-- start Material provided --

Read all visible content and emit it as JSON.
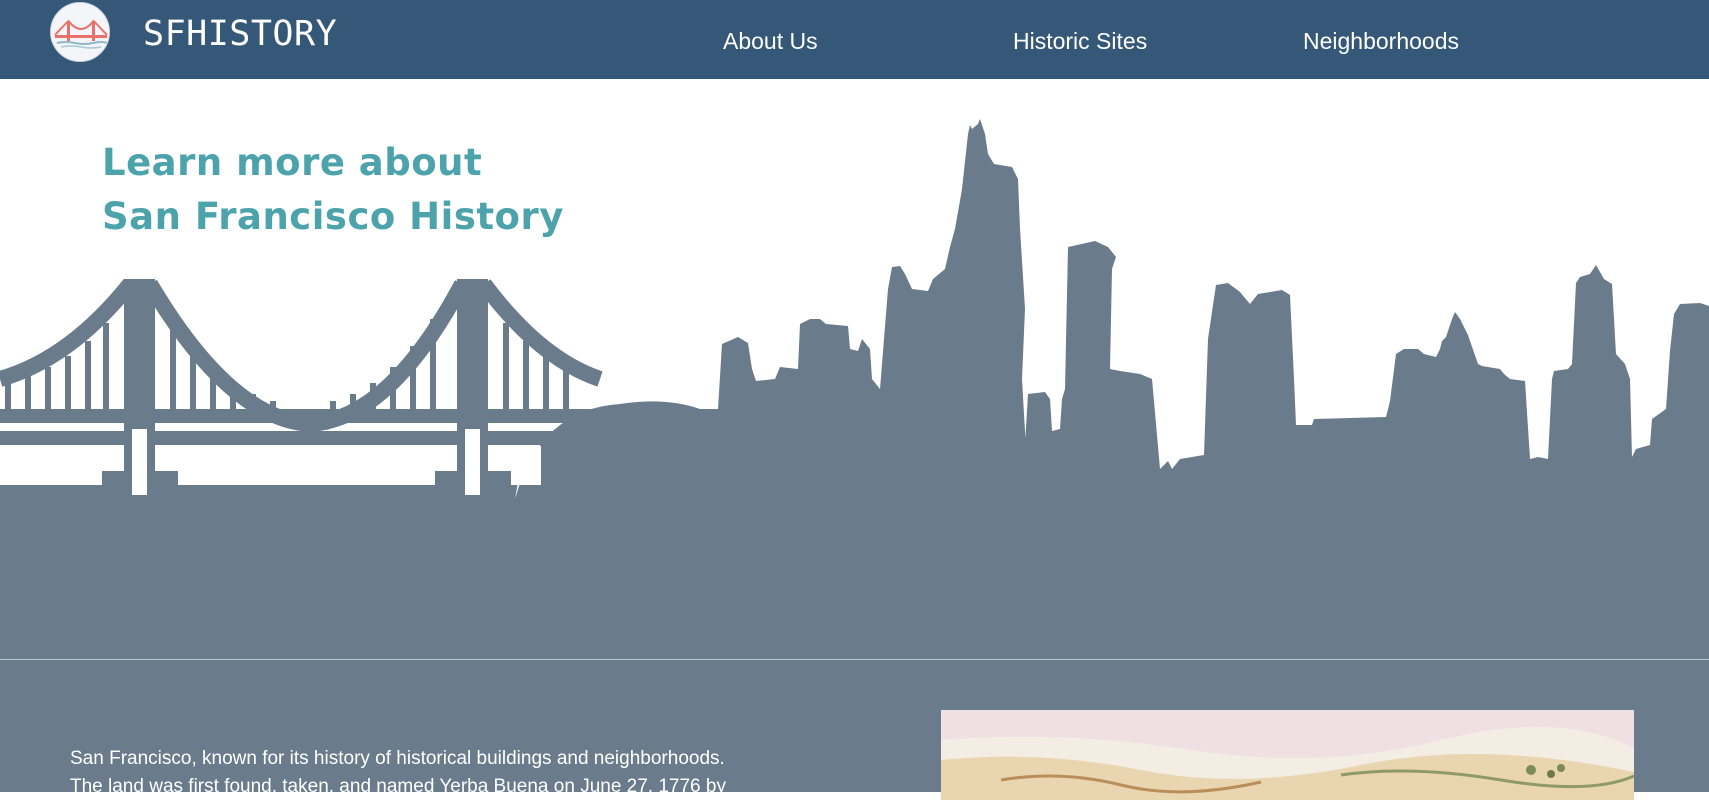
{
  "site": {
    "brand": "SFHISTORY"
  },
  "nav": {
    "items": [
      {
        "label": "About Us"
      },
      {
        "label": "Historic Sites"
      },
      {
        "label": "Neighborhoods"
      }
    ]
  },
  "hero": {
    "line1": "Learn more about",
    "line2": "San Francisco History"
  },
  "about": {
    "line1": "San Francisco, known for its history of historical buildings and neighborhoods.",
    "line2": "The land was first found, taken, and named Yerba Buena on June 27, 1776 by"
  },
  "colors": {
    "nav_bg": "#355878",
    "heading": "#4da3ab",
    "silhouette": "#6a7b8c",
    "logo_bridge": "#e8716c"
  },
  "icons": {
    "logo": "golden-gate-bridge-logo",
    "hero_art": "golden-gate-bridge-and-skyline-silhouette",
    "painting": "watercolor-landscape-painting"
  }
}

-- end Material provided --

**Your task**
Find the word "label" in the entries, and copy every line it shows up in.

**Answer for the task**
        "label": "About Us"
        "label": "Historic Sites"
        "label": "Neighborhoods"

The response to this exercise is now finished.